**DATASET RECORDS**
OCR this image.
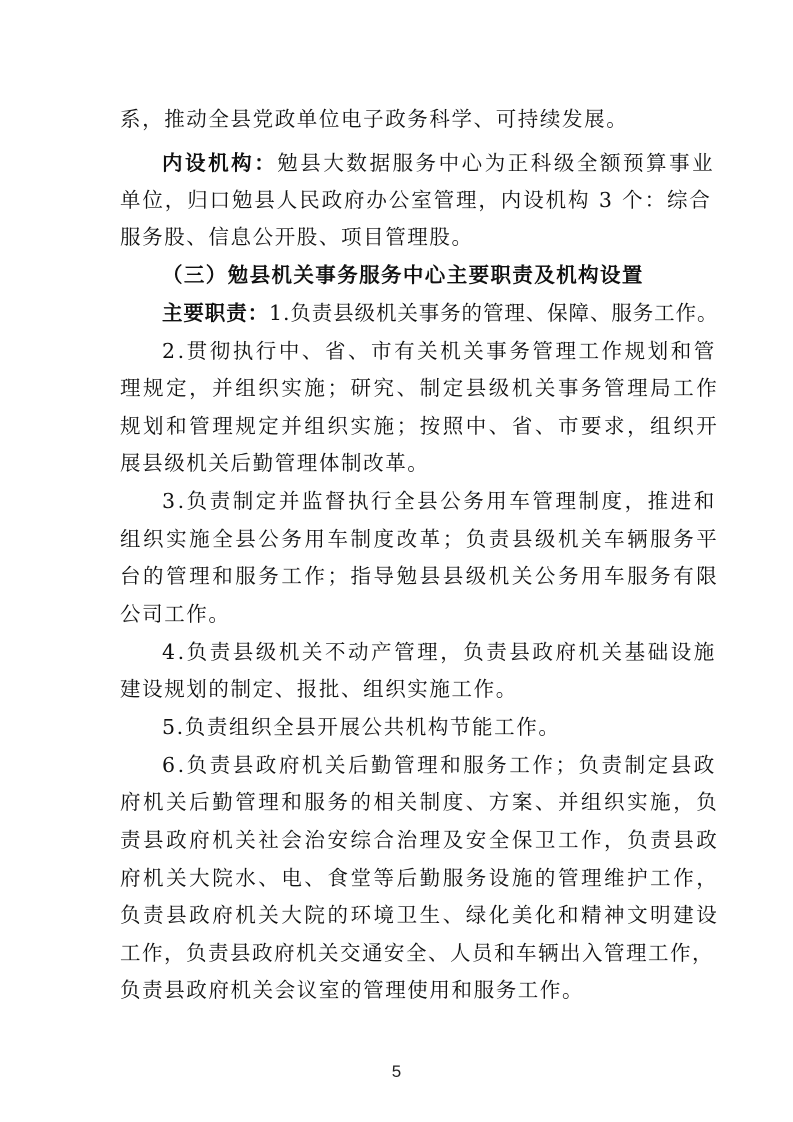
系，推动全县党政单位电子政务科学、可持续发展。
内设机构：勉县大数据服务中心为正科级全额预算事业
单位，归口勉县人民政府办公室管理，内设机构 3 个：综合
服务股、信息公开股、项目管理股。
（三）勉县机关事务服务中心主要职责及机构设置
主要职责：1.负责县级机关事务的管理、保障、服务工作。
2.贯彻执行中、省、市有关机关事务管理工作规划和管
理规定，并组织实施；研究、制定县级机关事务管理局工作
规划和管理规定并组织实施；按照中、省、市要求，组织开
展县级机关后勤管理体制改革。
3.负责制定并监督执行全县公务用车管理制度，推进和
组织实施全县公务用车制度改革；负责县级机关车辆服务平
台的管理和服务工作；指导勉县县级机关公务用车服务有限
公司工作。
4.负责县级机关不动产管理，负责县政府机关基础设施
建设规划的制定、报批、组织实施工作。
5.负责组织全县开展公共机构节能工作。
6.负责县政府机关后勤管理和服务工作；负责制定县政
府机关后勤管理和服务的相关制度、方案、并组织实施，负
责县政府机关社会治安综合治理及安全保卫工作，负责县政
府机关大院水、电、食堂等后勤服务设施的管理维护工作，
负责县政府机关大院的环境卫生、绿化美化和精神文明建设
工作，负责县政府机关交通安全、人员和车辆出入管理工作，
负责县政府机关会议室的管理使用和服务工作。
5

**TASK BRIEF**
Write out the entries again, exactly as given, skipping any images.

**RESULT OF THIS TASK**
OCR this image.
系，推动全县党政单位电子政务科学、可持续发展。
内设机构：勉县大数据服务中心为正科级全额预算事业
单位，归口勉县人民政府办公室管理，内设机构 3 个：综合
服务股、信息公开股、项目管理股。
（三）勉县机关事务服务中心主要职责及机构设置
主要职责：1.负责县级机关事务的管理、保障、服务工作。
2.贯彻执行中、省、市有关机关事务管理工作规划和管
理规定，并组织实施；研究、制定县级机关事务管理局工作
规划和管理规定并组织实施；按照中、省、市要求，组织开
展县级机关后勤管理体制改革。
3.负责制定并监督执行全县公务用车管理制度，推进和
组织实施全县公务用车制度改革；负责县级机关车辆服务平
台的管理和服务工作；指导勉县县级机关公务用车服务有限
公司工作。
4.负责县级机关不动产管理，负责县政府机关基础设施
建设规划的制定、报批、组织实施工作。
5.负责组织全县开展公共机构节能工作。
6.负责县政府机关后勤管理和服务工作；负责制定县政
府机关后勤管理和服务的相关制度、方案、并组织实施，负
责县政府机关社会治安综合治理及安全保卫工作，负责县政
府机关大院水、电、食堂等后勤服务设施的管理维护工作，
负责县政府机关大院的环境卫生、绿化美化和精神文明建设
工作，负责县政府机关交通安全、人员和车辆出入管理工作，
负责县政府机关会议室的管理使用和服务工作。
5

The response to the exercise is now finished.